■ EXERCISE PROMPT ■
Where does the string "Cardiac" appear in the records? Copy every line that contains it.

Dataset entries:

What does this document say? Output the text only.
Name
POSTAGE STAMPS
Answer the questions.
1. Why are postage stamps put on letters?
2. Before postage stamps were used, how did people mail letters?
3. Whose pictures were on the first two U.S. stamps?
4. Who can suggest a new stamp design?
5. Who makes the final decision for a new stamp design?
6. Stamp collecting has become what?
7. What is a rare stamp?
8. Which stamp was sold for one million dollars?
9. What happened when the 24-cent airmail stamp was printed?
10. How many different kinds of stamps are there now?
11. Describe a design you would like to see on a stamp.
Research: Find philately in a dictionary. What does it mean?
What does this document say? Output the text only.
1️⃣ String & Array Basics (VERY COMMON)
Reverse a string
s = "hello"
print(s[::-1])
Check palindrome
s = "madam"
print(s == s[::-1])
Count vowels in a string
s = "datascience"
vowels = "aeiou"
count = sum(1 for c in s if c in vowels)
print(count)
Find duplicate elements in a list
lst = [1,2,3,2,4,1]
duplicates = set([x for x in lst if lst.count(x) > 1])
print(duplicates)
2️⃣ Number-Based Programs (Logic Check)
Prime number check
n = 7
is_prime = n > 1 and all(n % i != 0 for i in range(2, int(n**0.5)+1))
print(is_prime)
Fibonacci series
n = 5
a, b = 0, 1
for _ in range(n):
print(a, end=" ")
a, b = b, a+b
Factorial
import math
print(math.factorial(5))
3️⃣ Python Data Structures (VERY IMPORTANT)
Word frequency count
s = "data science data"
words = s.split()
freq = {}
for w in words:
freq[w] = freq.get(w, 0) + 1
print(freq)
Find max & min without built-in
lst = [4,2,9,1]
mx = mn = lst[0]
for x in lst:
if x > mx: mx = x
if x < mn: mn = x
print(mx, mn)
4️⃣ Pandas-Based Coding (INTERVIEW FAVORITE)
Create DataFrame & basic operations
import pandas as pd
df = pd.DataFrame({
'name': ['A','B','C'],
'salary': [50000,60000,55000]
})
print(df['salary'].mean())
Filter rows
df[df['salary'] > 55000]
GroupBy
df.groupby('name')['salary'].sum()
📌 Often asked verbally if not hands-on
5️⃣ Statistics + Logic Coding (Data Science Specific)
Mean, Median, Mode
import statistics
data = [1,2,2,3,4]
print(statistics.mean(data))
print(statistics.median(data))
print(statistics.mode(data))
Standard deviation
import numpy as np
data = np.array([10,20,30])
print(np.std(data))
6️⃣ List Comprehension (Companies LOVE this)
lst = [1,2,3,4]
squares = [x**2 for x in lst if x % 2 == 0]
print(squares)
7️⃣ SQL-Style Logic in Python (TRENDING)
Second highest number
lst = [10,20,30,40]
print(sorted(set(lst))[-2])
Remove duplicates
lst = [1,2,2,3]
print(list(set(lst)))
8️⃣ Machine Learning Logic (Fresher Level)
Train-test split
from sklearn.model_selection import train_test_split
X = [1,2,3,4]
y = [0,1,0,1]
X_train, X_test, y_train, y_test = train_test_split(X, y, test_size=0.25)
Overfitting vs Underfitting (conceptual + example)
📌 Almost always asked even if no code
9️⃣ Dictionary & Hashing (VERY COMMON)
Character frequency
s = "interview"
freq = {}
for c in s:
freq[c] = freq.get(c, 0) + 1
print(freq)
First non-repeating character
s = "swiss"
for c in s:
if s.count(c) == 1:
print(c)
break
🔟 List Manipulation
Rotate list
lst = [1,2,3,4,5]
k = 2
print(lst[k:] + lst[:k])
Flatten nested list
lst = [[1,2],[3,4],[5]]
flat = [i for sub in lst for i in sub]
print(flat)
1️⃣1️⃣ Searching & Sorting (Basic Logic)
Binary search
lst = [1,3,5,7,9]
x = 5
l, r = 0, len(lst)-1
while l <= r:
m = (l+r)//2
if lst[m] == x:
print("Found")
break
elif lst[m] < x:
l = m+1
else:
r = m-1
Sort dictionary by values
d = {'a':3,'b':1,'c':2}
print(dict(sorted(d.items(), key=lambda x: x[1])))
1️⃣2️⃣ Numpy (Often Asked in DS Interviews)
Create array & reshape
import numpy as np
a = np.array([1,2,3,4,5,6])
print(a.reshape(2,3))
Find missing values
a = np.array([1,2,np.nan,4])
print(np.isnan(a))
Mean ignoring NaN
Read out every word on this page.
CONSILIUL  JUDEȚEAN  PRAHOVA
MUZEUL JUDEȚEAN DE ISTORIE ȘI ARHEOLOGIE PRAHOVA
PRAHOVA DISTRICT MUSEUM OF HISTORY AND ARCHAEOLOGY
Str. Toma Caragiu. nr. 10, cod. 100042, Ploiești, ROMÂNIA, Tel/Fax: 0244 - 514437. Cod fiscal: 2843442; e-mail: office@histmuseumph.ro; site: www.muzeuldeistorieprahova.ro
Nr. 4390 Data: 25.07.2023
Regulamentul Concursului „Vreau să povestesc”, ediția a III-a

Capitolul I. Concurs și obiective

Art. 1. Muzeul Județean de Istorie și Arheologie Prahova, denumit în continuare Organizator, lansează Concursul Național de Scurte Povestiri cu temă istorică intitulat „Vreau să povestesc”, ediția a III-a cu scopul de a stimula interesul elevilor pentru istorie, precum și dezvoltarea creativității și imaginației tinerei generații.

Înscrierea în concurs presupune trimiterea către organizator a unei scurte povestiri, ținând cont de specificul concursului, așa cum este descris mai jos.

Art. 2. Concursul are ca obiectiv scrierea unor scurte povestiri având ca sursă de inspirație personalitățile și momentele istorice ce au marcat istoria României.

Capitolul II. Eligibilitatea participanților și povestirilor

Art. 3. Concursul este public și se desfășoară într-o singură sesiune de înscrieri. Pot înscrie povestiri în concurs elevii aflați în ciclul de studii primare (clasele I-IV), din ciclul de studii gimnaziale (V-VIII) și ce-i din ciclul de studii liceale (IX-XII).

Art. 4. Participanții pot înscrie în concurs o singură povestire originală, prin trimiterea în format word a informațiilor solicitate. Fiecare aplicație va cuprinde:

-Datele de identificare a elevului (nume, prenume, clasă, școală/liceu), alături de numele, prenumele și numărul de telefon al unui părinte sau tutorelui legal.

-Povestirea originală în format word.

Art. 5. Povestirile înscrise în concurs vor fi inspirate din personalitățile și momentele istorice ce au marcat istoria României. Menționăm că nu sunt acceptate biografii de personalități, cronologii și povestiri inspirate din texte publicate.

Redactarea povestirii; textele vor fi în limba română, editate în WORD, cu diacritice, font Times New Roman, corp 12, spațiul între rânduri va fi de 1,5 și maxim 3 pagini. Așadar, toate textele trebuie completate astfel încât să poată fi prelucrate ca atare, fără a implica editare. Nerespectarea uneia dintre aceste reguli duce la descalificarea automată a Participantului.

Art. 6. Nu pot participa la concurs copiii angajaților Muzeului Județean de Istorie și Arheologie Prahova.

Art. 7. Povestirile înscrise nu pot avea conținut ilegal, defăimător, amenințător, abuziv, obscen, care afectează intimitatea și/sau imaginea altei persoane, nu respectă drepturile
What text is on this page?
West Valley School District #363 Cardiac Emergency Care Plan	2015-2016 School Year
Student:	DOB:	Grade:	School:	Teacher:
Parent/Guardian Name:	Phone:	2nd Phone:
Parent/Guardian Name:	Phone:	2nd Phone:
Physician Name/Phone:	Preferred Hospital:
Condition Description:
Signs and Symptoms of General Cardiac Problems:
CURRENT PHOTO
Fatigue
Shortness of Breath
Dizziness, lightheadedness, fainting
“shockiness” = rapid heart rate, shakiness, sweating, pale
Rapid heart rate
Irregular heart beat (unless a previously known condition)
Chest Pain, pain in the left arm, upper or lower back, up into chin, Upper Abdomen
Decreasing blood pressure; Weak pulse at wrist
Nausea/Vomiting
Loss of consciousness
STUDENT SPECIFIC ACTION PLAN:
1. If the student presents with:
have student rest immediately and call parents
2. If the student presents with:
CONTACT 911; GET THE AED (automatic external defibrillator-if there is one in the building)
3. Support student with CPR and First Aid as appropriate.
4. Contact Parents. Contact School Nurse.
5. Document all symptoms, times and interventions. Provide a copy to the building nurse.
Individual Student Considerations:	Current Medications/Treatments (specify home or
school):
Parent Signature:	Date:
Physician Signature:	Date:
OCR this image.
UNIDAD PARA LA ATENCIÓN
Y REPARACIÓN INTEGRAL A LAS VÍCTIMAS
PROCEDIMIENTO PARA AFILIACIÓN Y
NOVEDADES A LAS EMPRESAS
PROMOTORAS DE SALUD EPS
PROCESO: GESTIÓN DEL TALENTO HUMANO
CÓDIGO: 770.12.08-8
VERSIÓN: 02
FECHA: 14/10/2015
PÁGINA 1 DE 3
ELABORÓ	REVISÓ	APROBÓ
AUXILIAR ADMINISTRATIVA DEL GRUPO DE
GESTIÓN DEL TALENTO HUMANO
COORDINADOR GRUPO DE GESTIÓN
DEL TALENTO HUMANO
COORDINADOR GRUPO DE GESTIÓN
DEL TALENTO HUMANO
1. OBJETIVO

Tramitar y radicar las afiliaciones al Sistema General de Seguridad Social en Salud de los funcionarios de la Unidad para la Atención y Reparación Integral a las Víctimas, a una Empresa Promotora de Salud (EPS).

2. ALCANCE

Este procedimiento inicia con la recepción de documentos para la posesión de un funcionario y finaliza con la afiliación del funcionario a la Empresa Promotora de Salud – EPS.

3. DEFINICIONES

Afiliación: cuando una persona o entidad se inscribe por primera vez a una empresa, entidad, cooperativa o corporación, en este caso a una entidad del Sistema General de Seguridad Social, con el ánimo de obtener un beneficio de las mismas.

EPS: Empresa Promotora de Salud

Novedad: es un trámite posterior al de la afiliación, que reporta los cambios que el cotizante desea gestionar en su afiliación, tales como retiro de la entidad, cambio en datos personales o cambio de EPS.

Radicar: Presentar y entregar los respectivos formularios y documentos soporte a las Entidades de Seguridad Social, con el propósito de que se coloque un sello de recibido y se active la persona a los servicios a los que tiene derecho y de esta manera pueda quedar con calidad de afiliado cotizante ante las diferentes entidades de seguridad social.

■ FINISHED ANSWER ■
West Valley School District #363 Cardiac Emergency Care Plan	2015-2016 School Year
Signs and Symptoms of General Cardiac Problems:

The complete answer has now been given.